Items from a figure collection:
_ _ _

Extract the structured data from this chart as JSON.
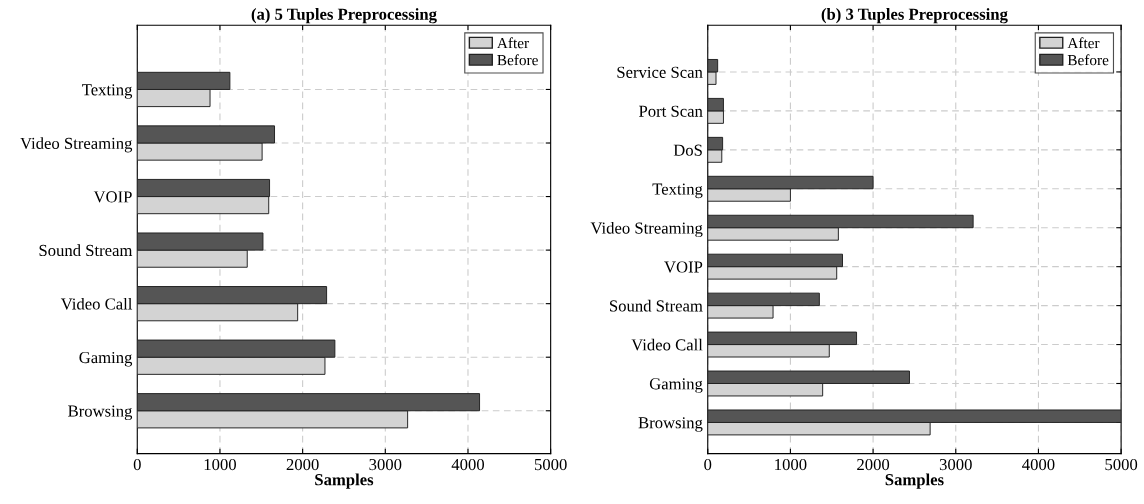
{
  "chart_data": [
    {
      "type": "bar",
      "orientation": "horizontal",
      "title": "(a) 5 Tuples Preprocessing",
      "xlabel": "Samples",
      "categories": [
        "Texting",
        "Video Streaming",
        "VOIP",
        "Sound Stream",
        "Video Call",
        "Gaming",
        "Browsing"
      ],
      "series": [
        {
          "name": "After",
          "color": "#d3d3d3",
          "values": [
            880,
            1510,
            1590,
            1330,
            1940,
            2270,
            3270
          ]
        },
        {
          "name": "Before",
          "color": "#555555",
          "values": [
            1120,
            1660,
            1600,
            1520,
            2290,
            2390,
            4140
          ]
        }
      ],
      "xlim": [
        0,
        5000
      ],
      "xticks": [
        0,
        1000,
        2000,
        3000,
        4000,
        5000
      ],
      "grid": true,
      "legend": "top right"
    },
    {
      "type": "bar",
      "orientation": "horizontal",
      "title": "(b) 3 Tuples Preprocessing",
      "xlabel": "Samples",
      "categories": [
        "Service Scan",
        "Port Scan",
        "DoS",
        "Texting",
        "Video Streaming",
        "VOIP",
        "Sound Stream",
        "Video Call",
        "Gaming",
        "Browsing"
      ],
      "series": [
        {
          "name": "After",
          "color": "#d3d3d3",
          "values": [
            100,
            190,
            170,
            1000,
            1580,
            1560,
            790,
            1470,
            1390,
            2690
          ]
        },
        {
          "name": "Before",
          "color": "#555555",
          "values": [
            120,
            190,
            180,
            2000,
            3210,
            1630,
            1350,
            1800,
            2440,
            5000
          ]
        }
      ],
      "xlim": [
        0,
        5000
      ],
      "xticks": [
        0,
        1000,
        2000,
        3000,
        4000,
        5000
      ],
      "grid": true,
      "legend": "top right"
    }
  ]
}
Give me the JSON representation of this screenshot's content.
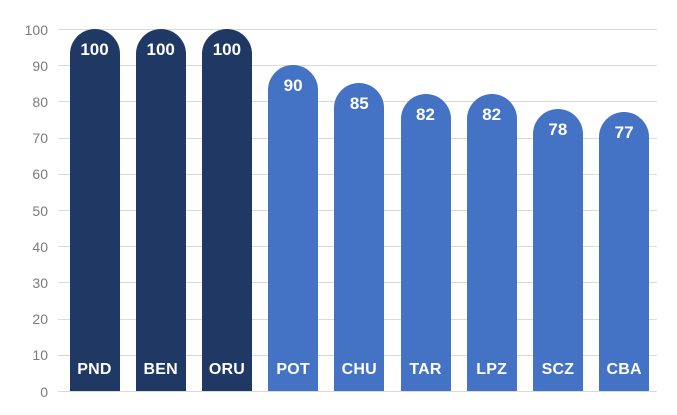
{
  "chart_data": {
    "type": "bar",
    "title": "",
    "xlabel": "",
    "ylabel": "",
    "categories": [
      "PND",
      "BEN",
      "ORU",
      "POT",
      "CHU",
      "TAR",
      "LPZ",
      "SCZ",
      "CBA"
    ],
    "values": [
      100,
      100,
      100,
      90,
      85,
      82,
      82,
      78,
      77
    ],
    "bar_colors": [
      "#1F3864",
      "#1F3864",
      "#1F3864",
      "#4472C4",
      "#4472C4",
      "#4472C4",
      "#4472C4",
      "#4472C4",
      "#4472C4"
    ],
    "highlight_color": "#1F3864",
    "default_color": "#4472C4",
    "value_labels_position": "inside-top",
    "category_labels_position": "inside-bottom",
    "value_label_color": "#FFFFFF",
    "ylim": [
      0,
      100
    ],
    "yticks": [
      0,
      10,
      20,
      30,
      40,
      50,
      60,
      70,
      80,
      90,
      100
    ],
    "grid": true,
    "gridline_color": "#D9D9D9",
    "tick_label_color": "#7B7B7B",
    "legend_position": "none",
    "background_color": "#FFFFFF"
  }
}
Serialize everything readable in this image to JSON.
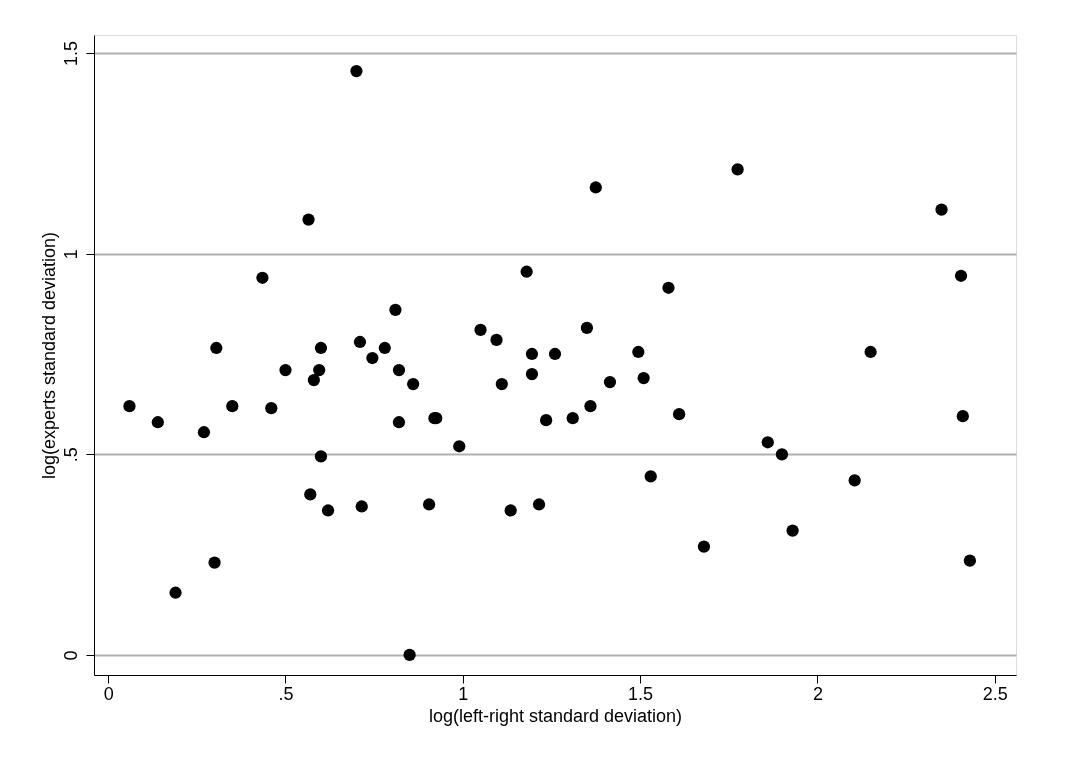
{
  "chart_data": {
    "type": "scatter",
    "xlabel": "log(left-right standard deviation)",
    "ylabel": "log(experts standard deviation)",
    "x": [
      0.06,
      0.14,
      0.19,
      0.27,
      0.3,
      0.305,
      0.35,
      0.435,
      0.46,
      0.5,
      0.565,
      0.57,
      0.58,
      0.595,
      0.6,
      0.6,
      0.62,
      0.7,
      0.71,
      0.715,
      0.745,
      0.78,
      0.81,
      0.82,
      0.82,
      0.85,
      0.86,
      0.905,
      0.92,
      0.925,
      0.99,
      1.05,
      1.095,
      1.11,
      1.135,
      1.18,
      1.195,
      1.195,
      1.215,
      1.235,
      1.26,
      1.31,
      1.35,
      1.36,
      1.375,
      1.415,
      1.495,
      1.51,
      1.53,
      1.58,
      1.61,
      1.68,
      1.775,
      1.86,
      1.9,
      1.93,
      2.105,
      2.15,
      2.35,
      2.405,
      2.41,
      2.43
    ],
    "values": [
      0.62,
      0.58,
      0.155,
      0.555,
      0.23,
      0.765,
      0.62,
      0.94,
      0.615,
      0.71,
      1.085,
      0.4,
      0.685,
      0.71,
      0.765,
      0.495,
      0.36,
      1.455,
      0.78,
      0.37,
      0.74,
      0.765,
      0.86,
      0.71,
      0.58,
      0,
      0.675,
      0.375,
      0.59,
      0.59,
      0.52,
      0.81,
      0.785,
      0.675,
      0.36,
      0.955,
      0.7,
      0.75,
      0.375,
      0.585,
      0.75,
      0.59,
      0.815,
      0.62,
      1.165,
      0.68,
      0.755,
      0.69,
      0.445,
      0.915,
      0.6,
      0.27,
      1.21,
      0.53,
      0.5,
      0.31,
      0.435,
      0.755,
      1.11,
      0.945,
      0.595,
      0.235
    ],
    "color": "#000000",
    "marker": "circle",
    "xlim": [
      -0.04,
      2.56
    ],
    "ylim": [
      -0.05,
      1.545
    ],
    "xticks": [
      0,
      {
        "value": 0.5,
        "label": ".5"
      },
      1,
      1.5,
      2,
      2.5
    ],
    "yticks": [
      0,
      {
        "value": 0.5,
        "label": ".5"
      },
      1,
      1.5
    ],
    "grid": "y"
  }
}
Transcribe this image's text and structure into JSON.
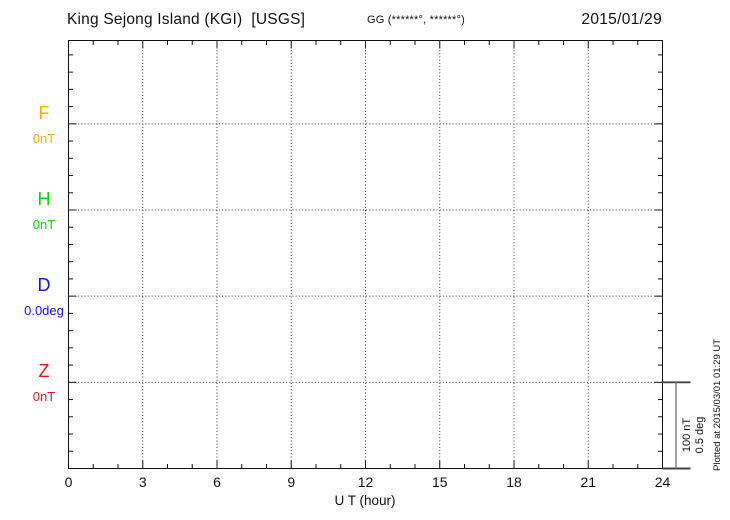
{
  "header": {
    "title": "King Sejong Island (KGI)  [USGS]",
    "location": "GG (******°, ******°)",
    "date": "2015/01/29"
  },
  "channels": [
    {
      "label": "F",
      "value": "0nT",
      "color": "#FFAA00"
    },
    {
      "label": "H",
      "value": "0nT",
      "color": "#00DD00"
    },
    {
      "label": "D",
      "value": "0.0deg",
      "color": "#1111EE"
    },
    {
      "label": "Z",
      "value": "0nT",
      "color": "#EE1111"
    }
  ],
  "x_axis": {
    "label": "U T (hour)",
    "tick_labels": [
      "0",
      "3",
      "6",
      "9",
      "12",
      "15",
      "18",
      "21",
      "24"
    ]
  },
  "scale_bar": {
    "line1": "100 nT",
    "line2": "0.5 deg"
  },
  "plotted_at": "Plotted at 2015/03/01 01:29 UT",
  "chart_data": {
    "type": "line",
    "title": "King Sejong Island (KGI) [USGS] magnetogram, 2015/01/29",
    "xlabel": "U T (hour)",
    "x_range": [
      0,
      24
    ],
    "x_major_ticks": [
      0,
      3,
      6,
      9,
      12,
      15,
      18,
      21,
      24
    ],
    "x_minor_step_hours": 1,
    "grid": "dotted vertical lines at each 3-hour mark; dotted horizontal baseline per channel",
    "series": [
      {
        "name": "F",
        "baseline_label": "0nT",
        "color": "#FFAA00",
        "values": []
      },
      {
        "name": "H",
        "baseline_label": "0nT",
        "color": "#00DD00",
        "values": []
      },
      {
        "name": "D",
        "baseline_label": "0.0deg",
        "color": "#1111EE",
        "values": []
      },
      {
        "name": "Z",
        "baseline_label": "0nT",
        "color": "#EE1111",
        "values": []
      }
    ],
    "scale_per_division": {
      "field": "100 nT",
      "declination": "0.5 deg"
    },
    "note": "No data traces are plotted; frame shows empty baselines only",
    "legend_position": "left margin channel labels"
  }
}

_ _ _

### Short problem:
Leave the pictures out, and print every line of the listing exactly as written.

### Response:
Extract the structured data from this chart as JSON.
{
  "chart_data": [
    {
      "type": "bar",
      "orientation": "horizontal",
      "title": "(a) 5 Tuples Preprocessing",
      "xlabel": "Samples",
      "categories": [
        "Texting",
        "Video Streaming",
        "VOIP",
        "Sound Stream",
        "Video Call",
        "Gaming",
        "Browsing"
      ],
      "series": [
        {
          "name": "After",
          "color": "#d3d3d3",
          "values": [
            880,
            1510,
            1590,
            1330,
            1940,
            2270,
            3270
          ]
        },
        {
          "name": "Before",
          "color": "#555555",
          "values": [
            1120,
            1660,
            1600,
            1520,
            2290,
            2390,
            4140
          ]
        }
      ],
      "xlim": [
        0,
        5000
      ],
      "xticks": [
        0,
        1000,
        2000,
        3000,
        4000,
        5000
      ],
      "grid": true,
      "legend": "top right"
    },
    {
      "type": "bar",
      "orientation": "horizontal",
      "title": "(b) 3 Tuples Preprocessing",
      "xlabel": "Samples",
      "categories": [
        "Service Scan",
        "Port Scan",
        "DoS",
        "Texting",
        "Video Streaming",
        "VOIP",
        "Sound Stream",
        "Video Call",
        "Gaming",
        "Browsing"
      ],
      "series": [
        {
          "name": "After",
          "color": "#d3d3d3",
          "values": [
            100,
            190,
            170,
            1000,
            1580,
            1560,
            790,
            1470,
            1390,
            2690
          ]
        },
        {
          "name": "Before",
          "color": "#555555",
          "values": [
            120,
            190,
            180,
            2000,
            3210,
            1630,
            1350,
            1800,
            2440,
            5000
          ]
        }
      ],
      "xlim": [
        0,
        5000
      ],
      "xticks": [
        0,
        1000,
        2000,
        3000,
        4000,
        5000
      ],
      "grid": true,
      "legend": "top right"
    }
  ]
}
Give me the JSON representation of this screenshot's content.
{
  "chart_data": {
    "type": "bar",
    "title": "",
    "xlabel": "",
    "ylabel": "",
    "categories": [
      "PND",
      "BEN",
      "ORU",
      "POT",
      "CHU",
      "TAR",
      "LPZ",
      "SCZ",
      "CBA"
    ],
    "values": [
      100,
      100,
      100,
      90,
      85,
      82,
      82,
      78,
      77
    ],
    "bar_colors": [
      "#1F3864",
      "#1F3864",
      "#1F3864",
      "#4472C4",
      "#4472C4",
      "#4472C4",
      "#4472C4",
      "#4472C4",
      "#4472C4"
    ],
    "highlight_color": "#1F3864",
    "default_color": "#4472C4",
    "value_labels_position": "inside-top",
    "category_labels_position": "inside-bottom",
    "value_label_color": "#FFFFFF",
    "ylim": [
      0,
      100
    ],
    "yticks": [
      0,
      10,
      20,
      30,
      40,
      50,
      60,
      70,
      80,
      90,
      100
    ],
    "grid": true,
    "gridline_color": "#D9D9D9",
    "tick_label_color": "#7B7B7B",
    "legend_position": "none",
    "background_color": "#FFFFFF"
  }
}
Serialize everything readable in this image to JSON.
{
  "chart_data": {
    "type": "scatter",
    "xlabel": "log(left-right standard deviation)",
    "ylabel": "log(experts standard deviation)",
    "x": [
      0.06,
      0.14,
      0.19,
      0.27,
      0.3,
      0.305,
      0.35,
      0.435,
      0.46,
      0.5,
      0.565,
      0.57,
      0.58,
      0.595,
      0.6,
      0.6,
      0.62,
      0.7,
      0.71,
      0.715,
      0.745,
      0.78,
      0.81,
      0.82,
      0.82,
      0.85,
      0.86,
      0.905,
      0.92,
      0.925,
      0.99,
      1.05,
      1.095,
      1.11,
      1.135,
      1.18,
      1.195,
      1.195,
      1.215,
      1.235,
      1.26,
      1.31,
      1.35,
      1.36,
      1.375,
      1.415,
      1.495,
      1.51,
      1.53,
      1.58,
      1.61,
      1.68,
      1.775,
      1.86,
      1.9,
      1.93,
      2.105,
      2.15,
      2.35,
      2.405,
      2.41,
      2.43
    ],
    "values": [
      0.62,
      0.58,
      0.155,
      0.555,
      0.23,
      0.765,
      0.62,
      0.94,
      0.615,
      0.71,
      1.085,
      0.4,
      0.685,
      0.71,
      0.765,
      0.495,
      0.36,
      1.455,
      0.78,
      0.37,
      0.74,
      0.765,
      0.86,
      0.71,
      0.58,
      0,
      0.675,
      0.375,
      0.59,
      0.59,
      0.52,
      0.81,
      0.785,
      0.675,
      0.36,
      0.955,
      0.7,
      0.75,
      0.375,
      0.585,
      0.75,
      0.59,
      0.815,
      0.62,
      1.165,
      0.68,
      0.755,
      0.69,
      0.445,
      0.915,
      0.6,
      0.27,
      1.21,
      0.53,
      0.5,
      0.31,
      0.435,
      0.755,
      1.11,
      0.945,
      0.595,
      0.235
    ],
    "color": "#000000",
    "marker": "circle",
    "xlim": [
      -0.04,
      2.56
    ],
    "ylim": [
      -0.05,
      1.545
    ],
    "xticks": [
      0,
      {
        "value": 0.5,
        "label": ".5"
      },
      1,
      1.5,
      2,
      2.5
    ],
    "yticks": [
      0,
      {
        "value": 0.5,
        "label": ".5"
      },
      1,
      1.5
    ],
    "grid": "y"
  }
}
Transcribe this image's text and structure into JSON.
{
  "header": {
    "title": "King Sejong Island (KGI)  [USGS]",
    "location": "GG (******°, ******°)",
    "date": "2015/01/29"
  },
  "channels": [
    {
      "label": "F",
      "value": "0nT",
      "color": "#FFAA00"
    },
    {
      "label": "H",
      "value": "0nT",
      "color": "#00DD00"
    },
    {
      "label": "D",
      "value": "0.0deg",
      "color": "#1111EE"
    },
    {
      "label": "Z",
      "value": "0nT",
      "color": "#EE1111"
    }
  ],
  "x_axis": {
    "label": "U T (hour)",
    "tick_labels": [
      "0",
      "3",
      "6",
      "9",
      "12",
      "15",
      "18",
      "21",
      "24"
    ]
  },
  "scale_bar": {
    "line1": "100 nT",
    "line2": "0.5 deg"
  },
  "plotted_at": "Plotted at 2015/03/01 01:29 UT",
  "chart_data": {
    "type": "line",
    "title": "King Sejong Island (KGI) [USGS] magnetogram, 2015/01/29",
    "xlabel": "U T (hour)",
    "x_range": [
      0,
      24
    ],
    "x_major_ticks": [
      0,
      3,
      6,
      9,
      12,
      15,
      18,
      21,
      24
    ],
    "x_minor_step_hours": 1,
    "grid": "dotted vertical lines at each 3-hour mark; dotted horizontal baseline per channel",
    "series": [
      {
        "name": "F",
        "baseline_label": "0nT",
        "color": "#FFAA00",
        "values": []
      },
      {
        "name": "H",
        "baseline_label": "0nT",
        "color": "#00DD00",
        "values": []
      },
      {
        "name": "D",
        "baseline_label": "0.0deg",
        "color": "#1111EE",
        "values": []
      },
      {
        "name": "Z",
        "baseline_label": "0nT",
        "color": "#EE1111",
        "values": []
      }
    ],
    "scale_per_division": {
      "field": "100 nT",
      "declination": "0.5 deg"
    },
    "note": "No data traces are plotted; frame shows empty baselines only",
    "legend_position": "left margin channel labels"
  }
}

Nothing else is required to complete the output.